- **SHORT PROBLEM**: Go through the entries below and copy each line containing the word "voltaproyectos".

- **DATA TO USE**:
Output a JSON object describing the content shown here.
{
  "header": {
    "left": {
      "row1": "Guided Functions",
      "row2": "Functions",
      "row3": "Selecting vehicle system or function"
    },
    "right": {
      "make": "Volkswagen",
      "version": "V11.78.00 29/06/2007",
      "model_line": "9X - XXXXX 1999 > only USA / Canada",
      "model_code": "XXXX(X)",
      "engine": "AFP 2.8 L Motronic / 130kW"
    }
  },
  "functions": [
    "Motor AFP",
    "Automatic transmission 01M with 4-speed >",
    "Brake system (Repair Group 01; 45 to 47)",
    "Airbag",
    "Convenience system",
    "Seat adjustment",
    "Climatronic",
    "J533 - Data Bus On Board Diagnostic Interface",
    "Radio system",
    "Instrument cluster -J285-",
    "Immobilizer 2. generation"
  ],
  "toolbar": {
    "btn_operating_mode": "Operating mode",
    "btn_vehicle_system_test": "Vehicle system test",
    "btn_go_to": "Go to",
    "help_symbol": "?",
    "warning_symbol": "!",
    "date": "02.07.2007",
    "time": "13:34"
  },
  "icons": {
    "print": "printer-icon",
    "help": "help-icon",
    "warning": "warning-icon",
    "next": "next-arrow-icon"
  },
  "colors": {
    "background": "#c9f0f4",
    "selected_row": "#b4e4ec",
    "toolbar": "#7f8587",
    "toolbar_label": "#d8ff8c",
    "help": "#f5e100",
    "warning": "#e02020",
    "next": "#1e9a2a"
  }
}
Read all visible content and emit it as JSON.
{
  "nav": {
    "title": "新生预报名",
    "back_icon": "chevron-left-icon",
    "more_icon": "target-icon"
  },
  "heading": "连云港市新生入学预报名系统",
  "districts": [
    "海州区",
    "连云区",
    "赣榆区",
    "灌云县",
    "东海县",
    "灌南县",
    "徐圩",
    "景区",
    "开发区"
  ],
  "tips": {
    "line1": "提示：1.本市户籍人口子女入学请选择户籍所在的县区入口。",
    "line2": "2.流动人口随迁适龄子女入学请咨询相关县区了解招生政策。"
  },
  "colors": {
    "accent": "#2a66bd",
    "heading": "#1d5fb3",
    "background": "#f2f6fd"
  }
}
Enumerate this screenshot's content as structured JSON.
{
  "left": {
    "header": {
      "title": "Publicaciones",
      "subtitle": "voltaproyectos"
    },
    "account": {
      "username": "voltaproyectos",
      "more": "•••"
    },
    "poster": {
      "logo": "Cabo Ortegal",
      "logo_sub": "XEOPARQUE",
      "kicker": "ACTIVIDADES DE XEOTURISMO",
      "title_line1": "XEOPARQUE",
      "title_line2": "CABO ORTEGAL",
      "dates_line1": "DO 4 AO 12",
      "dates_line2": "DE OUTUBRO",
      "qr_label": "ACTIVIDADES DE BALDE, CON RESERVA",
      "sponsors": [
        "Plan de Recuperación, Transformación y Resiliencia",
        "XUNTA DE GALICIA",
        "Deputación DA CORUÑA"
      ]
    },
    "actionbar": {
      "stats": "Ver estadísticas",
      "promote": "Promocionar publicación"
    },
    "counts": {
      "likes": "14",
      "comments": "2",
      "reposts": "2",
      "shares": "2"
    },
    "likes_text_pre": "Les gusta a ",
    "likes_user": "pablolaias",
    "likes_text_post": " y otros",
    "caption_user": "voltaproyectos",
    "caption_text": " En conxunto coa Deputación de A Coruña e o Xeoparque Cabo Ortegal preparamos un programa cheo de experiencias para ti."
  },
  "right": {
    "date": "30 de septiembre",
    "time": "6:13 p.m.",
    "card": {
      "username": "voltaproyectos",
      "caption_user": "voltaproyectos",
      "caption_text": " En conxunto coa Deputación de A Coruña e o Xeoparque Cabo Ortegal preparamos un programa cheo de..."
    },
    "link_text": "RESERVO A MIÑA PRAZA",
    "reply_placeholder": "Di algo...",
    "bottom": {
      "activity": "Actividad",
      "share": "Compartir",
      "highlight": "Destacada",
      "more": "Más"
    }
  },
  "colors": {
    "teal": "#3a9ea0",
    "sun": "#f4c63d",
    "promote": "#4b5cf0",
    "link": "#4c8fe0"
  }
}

- **RESPONSE BELOW**:
      "subtitle": "voltaproyectos"
      "username": "voltaproyectos",
    "caption_user": "voltaproyectos",
      "username": "voltaproyectos",
      "caption_user": "voltaproyectos",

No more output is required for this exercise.